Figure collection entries

════

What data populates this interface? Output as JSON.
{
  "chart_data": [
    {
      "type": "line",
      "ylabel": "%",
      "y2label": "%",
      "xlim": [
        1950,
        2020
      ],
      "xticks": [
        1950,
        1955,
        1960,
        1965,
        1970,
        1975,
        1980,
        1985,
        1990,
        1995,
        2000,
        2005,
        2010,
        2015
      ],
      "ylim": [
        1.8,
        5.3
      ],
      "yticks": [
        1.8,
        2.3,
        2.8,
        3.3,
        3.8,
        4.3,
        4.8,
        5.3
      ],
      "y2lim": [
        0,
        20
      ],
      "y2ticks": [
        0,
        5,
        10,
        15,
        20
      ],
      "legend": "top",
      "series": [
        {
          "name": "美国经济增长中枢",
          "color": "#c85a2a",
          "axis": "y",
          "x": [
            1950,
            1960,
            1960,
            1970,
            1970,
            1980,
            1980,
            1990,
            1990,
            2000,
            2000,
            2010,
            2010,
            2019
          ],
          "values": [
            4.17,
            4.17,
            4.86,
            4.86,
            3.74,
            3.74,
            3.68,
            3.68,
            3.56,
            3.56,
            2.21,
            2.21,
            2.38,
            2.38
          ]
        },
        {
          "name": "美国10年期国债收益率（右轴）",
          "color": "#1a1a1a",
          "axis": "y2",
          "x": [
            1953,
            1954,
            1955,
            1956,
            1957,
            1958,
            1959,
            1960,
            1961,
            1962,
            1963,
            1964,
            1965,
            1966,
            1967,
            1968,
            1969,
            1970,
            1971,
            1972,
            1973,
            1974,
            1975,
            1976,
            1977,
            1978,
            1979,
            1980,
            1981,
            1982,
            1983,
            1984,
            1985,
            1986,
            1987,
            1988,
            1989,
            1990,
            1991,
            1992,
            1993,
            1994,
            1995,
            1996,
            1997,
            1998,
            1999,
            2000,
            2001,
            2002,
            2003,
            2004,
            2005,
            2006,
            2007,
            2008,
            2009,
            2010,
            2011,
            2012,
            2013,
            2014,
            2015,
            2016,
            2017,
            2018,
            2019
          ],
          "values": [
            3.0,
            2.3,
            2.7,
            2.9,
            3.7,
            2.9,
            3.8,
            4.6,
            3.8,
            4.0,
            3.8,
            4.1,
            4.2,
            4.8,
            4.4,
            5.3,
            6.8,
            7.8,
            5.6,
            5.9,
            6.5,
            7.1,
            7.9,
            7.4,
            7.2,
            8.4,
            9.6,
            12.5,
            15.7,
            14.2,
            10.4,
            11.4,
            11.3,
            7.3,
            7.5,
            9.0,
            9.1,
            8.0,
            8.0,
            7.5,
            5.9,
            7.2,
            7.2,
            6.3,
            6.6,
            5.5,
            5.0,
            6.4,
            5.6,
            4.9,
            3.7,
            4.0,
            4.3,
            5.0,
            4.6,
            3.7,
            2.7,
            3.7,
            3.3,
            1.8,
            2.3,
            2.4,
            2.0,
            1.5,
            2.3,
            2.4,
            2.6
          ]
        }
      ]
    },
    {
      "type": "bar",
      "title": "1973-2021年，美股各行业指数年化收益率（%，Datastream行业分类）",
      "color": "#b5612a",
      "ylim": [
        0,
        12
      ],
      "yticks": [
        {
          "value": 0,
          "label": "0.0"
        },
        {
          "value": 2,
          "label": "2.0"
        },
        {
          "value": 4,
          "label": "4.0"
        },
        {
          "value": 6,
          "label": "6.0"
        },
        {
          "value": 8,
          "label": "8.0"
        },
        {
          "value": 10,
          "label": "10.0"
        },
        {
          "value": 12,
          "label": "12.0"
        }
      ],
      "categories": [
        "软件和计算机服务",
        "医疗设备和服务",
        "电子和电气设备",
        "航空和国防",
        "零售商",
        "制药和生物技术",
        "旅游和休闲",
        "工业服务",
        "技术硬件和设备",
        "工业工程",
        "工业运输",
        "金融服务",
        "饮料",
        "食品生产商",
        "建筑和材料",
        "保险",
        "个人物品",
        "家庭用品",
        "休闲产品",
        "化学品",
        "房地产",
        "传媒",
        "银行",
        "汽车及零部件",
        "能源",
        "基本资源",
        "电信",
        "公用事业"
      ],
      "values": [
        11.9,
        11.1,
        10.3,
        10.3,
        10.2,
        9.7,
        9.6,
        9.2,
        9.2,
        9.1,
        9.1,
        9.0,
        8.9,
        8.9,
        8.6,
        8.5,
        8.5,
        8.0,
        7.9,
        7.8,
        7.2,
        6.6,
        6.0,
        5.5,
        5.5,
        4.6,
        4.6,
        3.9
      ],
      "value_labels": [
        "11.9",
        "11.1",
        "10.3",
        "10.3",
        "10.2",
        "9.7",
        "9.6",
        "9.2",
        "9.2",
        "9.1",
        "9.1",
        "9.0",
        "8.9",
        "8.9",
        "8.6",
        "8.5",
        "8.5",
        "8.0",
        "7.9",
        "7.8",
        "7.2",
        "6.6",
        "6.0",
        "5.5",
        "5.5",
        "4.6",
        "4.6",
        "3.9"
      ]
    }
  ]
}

════

» TASK PROMPT: Restate each of the entries above verbatim.

» FINAL RESULT:
What data populates this interface? Output as JSON.
{
  "chart_data": [
    {
      "type": "line",
      "ylabel": "%",
      "y2label": "%",
      "xlim": [
        1950,
        2020
      ],
      "xticks": [
        1950,
        1955,
        1960,
        1965,
        1970,
        1975,
        1980,
        1985,
        1990,
        1995,
        2000,
        2005,
        2010,
        2015
      ],
      "ylim": [
        1.8,
        5.3
      ],
      "yticks": [
        1.8,
        2.3,
        2.8,
        3.3,
        3.8,
        4.3,
        4.8,
        5.3
      ],
      "y2lim": [
        0,
        20
      ],
      "y2ticks": [
        0,
        5,
        10,
        15,
        20
      ],
      "legend": "top",
      "series": [
        {
          "name": "美国经济增长中枢",
          "color": "#c85a2a",
          "axis": "y",
          "x": [
            1950,
            1960,
            1960,
            1970,
            1970,
            1980,
            1980,
            1990,
            1990,
            2000,
            2000,
            2010,
            2010,
            2019
          ],
          "values": [
            4.17,
            4.17,
            4.86,
            4.86,
            3.74,
            3.74,
            3.68,
            3.68,
            3.56,
            3.56,
            2.21,
            2.21,
            2.38,
            2.38
          ]
        },
        {
          "name": "美国10年期国债收益率（右轴）",
          "color": "#1a1a1a",
          "axis": "y2",
          "x": [
            1953,
            1954,
            1955,
            1956,
            1957,
            1958,
            1959,
            1960,
            1961,
            1962,
            1963,
            1964,
            1965,
            1966,
            1967,
            1968,
            1969,
            1970,
            1971,
            1972,
            1973,
            1974,
            1975,
            1976,
            1977,
            1978,
            1979,
            1980,
            1981,
            1982,
            1983,
            1984,
            1985,
            1986,
            1987,
            1988,
            1989,
            1990,
            1991,
            1992,
            1993,
            1994,
            1995,
            1996,
            1997,
            1998,
            1999,
            2000,
            2001,
            2002,
            2003,
            2004,
            2005,
            2006,
            2007,
            2008,
            2009,
            2010,
            2011,
            2012,
            2013,
            2014,
            2015,
            2016,
            2017,
            2018,
            2019
          ],
          "values": [
            3.0,
            2.3,
            2.7,
            2.9,
            3.7,
            2.9,
            3.8,
            4.6,
            3.8,
            4.0,
            3.8,
            4.1,
            4.2,
            4.8,
            4.4,
            5.3,
            6.8,
            7.8,
            5.6,
            5.9,
            6.5,
            7.1,
            7.9,
            7.4,
            7.2,
            8.4,
            9.6,
            12.5,
            15.7,
            14.2,
            10.4,
            11.4,
            11.3,
            7.3,
            7.5,
            9.0,
            9.1,
            8.0,
            8.0,
            7.5,
            5.9,
            7.2,
            7.2,
            6.3,
            6.6,
            5.5,
            5.0,
            6.4,
            5.6,
            4.9,
            3.7,
            4.0,
            4.3,
            5.0,
            4.6,
            3.7,
            2.7,
            3.7,
            3.3,
            1.8,
            2.3,
            2.4,
            2.0,
            1.5,
            2.3,
            2.4,
            2.6
          ]
        }
      ]
    },
    {
      "type": "bar",
      "title": "1973-2021年，美股各行业指数年化收益率（%，Datastream行业分类）",
      "color": "#b5612a",
      "ylim": [
        0,
        12
      ],
      "yticks": [
        {
          "value": 0,
          "label": "0.0"
        },
        {
          "value": 2,
          "label": "2.0"
        },
        {
          "value": 4,
          "label": "4.0"
        },
        {
          "value": 6,
          "label": "6.0"
        },
        {
          "value": 8,
          "label": "8.0"
        },
        {
          "value": 10,
          "label": "10.0"
        },
        {
          "value": 12,
          "label": "12.0"
        }
      ],
      "categories": [
        "软件和计算机服务",
        "医疗设备和服务",
        "电子和电气设备",
        "航空和国防",
        "零售商",
        "制药和生物技术",
        "旅游和休闲",
        "工业服务",
        "技术硬件和设备",
        "工业工程",
        "工业运输",
        "金融服务",
        "饮料",
        "食品生产商",
        "建筑和材料",
        "保险",
        "个人物品",
        "家庭用品",
        "休闲产品",
        "化学品",
        "房地产",
        "传媒",
        "银行",
        "汽车及零部件",
        "能源",
        "基本资源",
        "电信",
        "公用事业"
      ],
      "values": [
        11.9,
        11.1,
        10.3,
        10.3,
        10.2,
        9.7,
        9.6,
        9.2,
        9.2,
        9.1,
        9.1,
        9.0,
        8.9,
        8.9,
        8.6,
        8.5,
        8.5,
        8.0,
        7.9,
        7.8,
        7.2,
        6.6,
        6.0,
        5.5,
        5.5,
        4.6,
        4.6,
        3.9
      ],
      "value_labels": [
        "11.9",
        "11.1",
        "10.3",
        "10.3",
        "10.2",
        "9.7",
        "9.6",
        "9.2",
        "9.2",
        "9.1",
        "9.1",
        "9.0",
        "8.9",
        "8.9",
        "8.6",
        "8.5",
        "8.5",
        "8.0",
        "7.9",
        "7.8",
        "7.2",
        "6.6",
        "6.0",
        "5.5",
        "5.5",
        "4.6",
        "4.6",
        "3.9"
      ]
    }
  ]
}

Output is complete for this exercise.